**** DATA FOR THE TASK ****

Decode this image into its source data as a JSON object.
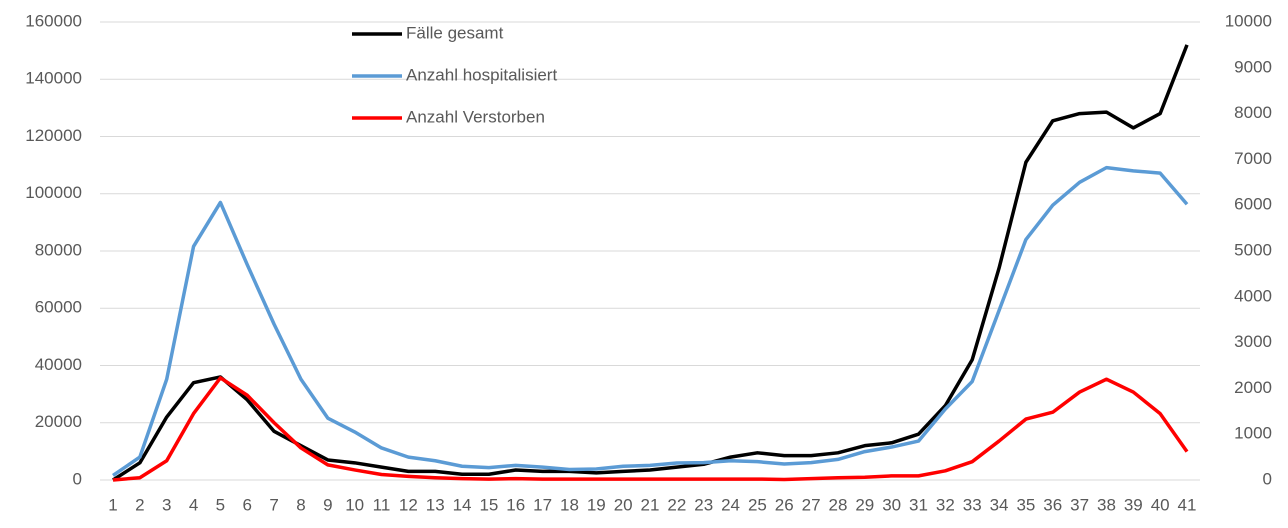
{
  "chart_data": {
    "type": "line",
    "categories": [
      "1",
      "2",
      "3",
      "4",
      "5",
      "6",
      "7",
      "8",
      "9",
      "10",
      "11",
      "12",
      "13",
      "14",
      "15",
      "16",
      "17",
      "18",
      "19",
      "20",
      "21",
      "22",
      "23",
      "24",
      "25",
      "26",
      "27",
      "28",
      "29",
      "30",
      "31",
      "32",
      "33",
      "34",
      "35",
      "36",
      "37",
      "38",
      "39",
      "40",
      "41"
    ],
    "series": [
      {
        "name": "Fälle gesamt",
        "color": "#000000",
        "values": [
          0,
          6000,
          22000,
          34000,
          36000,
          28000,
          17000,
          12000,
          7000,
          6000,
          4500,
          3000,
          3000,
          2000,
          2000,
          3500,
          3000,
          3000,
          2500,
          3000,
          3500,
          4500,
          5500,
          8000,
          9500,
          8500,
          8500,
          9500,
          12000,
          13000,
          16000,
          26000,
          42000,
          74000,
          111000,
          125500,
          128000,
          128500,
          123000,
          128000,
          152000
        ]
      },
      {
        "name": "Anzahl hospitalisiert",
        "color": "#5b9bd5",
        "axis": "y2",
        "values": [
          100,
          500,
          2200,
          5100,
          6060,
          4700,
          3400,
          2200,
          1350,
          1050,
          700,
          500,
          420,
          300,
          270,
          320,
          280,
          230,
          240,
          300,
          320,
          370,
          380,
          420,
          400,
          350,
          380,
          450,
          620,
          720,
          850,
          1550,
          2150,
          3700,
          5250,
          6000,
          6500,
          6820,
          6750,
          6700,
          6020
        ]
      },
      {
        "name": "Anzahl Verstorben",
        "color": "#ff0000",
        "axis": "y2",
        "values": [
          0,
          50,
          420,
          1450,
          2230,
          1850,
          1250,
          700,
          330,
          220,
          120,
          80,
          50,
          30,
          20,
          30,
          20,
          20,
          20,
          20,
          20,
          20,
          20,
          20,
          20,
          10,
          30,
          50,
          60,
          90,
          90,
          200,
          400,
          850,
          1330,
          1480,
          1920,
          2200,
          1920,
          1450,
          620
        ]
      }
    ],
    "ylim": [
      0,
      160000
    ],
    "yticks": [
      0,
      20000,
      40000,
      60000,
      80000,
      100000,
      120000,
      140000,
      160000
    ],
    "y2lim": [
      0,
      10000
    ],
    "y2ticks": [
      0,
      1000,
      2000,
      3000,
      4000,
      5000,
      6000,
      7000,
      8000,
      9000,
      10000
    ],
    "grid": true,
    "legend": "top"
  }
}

****

YOUR TASK: Gather all the lines that include the word "name" and copy them out.

TASK RESPONSE:
        "name": "Fälle gesamt",
        "name": "Anzahl hospitalisiert",
        "name": "Anzahl Verstorben",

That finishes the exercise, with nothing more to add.